Reply with one number: the count of lines in the listing that contain the string "телефона".

# start of Task inputs

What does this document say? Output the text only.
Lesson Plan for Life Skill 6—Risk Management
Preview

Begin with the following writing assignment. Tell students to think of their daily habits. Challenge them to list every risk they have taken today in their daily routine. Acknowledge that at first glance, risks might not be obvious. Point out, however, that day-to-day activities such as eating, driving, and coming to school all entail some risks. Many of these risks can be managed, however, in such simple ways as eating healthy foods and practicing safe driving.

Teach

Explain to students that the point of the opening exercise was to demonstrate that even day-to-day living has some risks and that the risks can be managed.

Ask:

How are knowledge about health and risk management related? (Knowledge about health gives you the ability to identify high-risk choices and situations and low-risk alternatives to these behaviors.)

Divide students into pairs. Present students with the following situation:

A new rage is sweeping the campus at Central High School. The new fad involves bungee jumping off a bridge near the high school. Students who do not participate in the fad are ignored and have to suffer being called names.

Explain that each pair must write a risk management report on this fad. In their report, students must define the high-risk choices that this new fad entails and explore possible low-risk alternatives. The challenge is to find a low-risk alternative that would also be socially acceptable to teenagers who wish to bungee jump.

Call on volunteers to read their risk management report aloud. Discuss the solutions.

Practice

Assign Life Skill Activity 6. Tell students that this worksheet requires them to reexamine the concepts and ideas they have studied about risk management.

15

# end of Task inputs
# start of Task inputs

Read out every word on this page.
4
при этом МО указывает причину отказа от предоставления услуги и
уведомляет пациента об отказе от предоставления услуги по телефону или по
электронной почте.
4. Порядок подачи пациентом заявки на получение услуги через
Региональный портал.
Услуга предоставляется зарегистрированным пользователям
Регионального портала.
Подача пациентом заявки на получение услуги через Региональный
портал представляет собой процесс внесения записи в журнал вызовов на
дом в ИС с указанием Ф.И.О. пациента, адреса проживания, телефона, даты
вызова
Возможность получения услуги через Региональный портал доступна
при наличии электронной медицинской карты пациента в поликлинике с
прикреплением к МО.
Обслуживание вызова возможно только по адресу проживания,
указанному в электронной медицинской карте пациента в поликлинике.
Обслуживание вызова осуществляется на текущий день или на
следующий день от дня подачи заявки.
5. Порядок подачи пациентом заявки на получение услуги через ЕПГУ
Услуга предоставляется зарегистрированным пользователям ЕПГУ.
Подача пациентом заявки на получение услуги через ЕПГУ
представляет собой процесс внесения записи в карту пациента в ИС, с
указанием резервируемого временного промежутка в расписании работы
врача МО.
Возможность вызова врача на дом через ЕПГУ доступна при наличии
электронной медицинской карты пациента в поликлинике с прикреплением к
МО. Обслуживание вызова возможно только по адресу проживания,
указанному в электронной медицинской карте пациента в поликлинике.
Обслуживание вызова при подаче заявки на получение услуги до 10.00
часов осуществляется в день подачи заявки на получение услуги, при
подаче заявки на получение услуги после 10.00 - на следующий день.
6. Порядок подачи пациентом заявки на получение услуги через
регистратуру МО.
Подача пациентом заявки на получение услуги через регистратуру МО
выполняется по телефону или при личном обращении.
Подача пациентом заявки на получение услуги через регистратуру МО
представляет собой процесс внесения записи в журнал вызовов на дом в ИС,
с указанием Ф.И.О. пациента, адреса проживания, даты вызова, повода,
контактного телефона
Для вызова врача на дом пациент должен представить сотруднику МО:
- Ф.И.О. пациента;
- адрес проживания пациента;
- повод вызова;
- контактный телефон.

# end of Task inputs

> **Written reply**: 2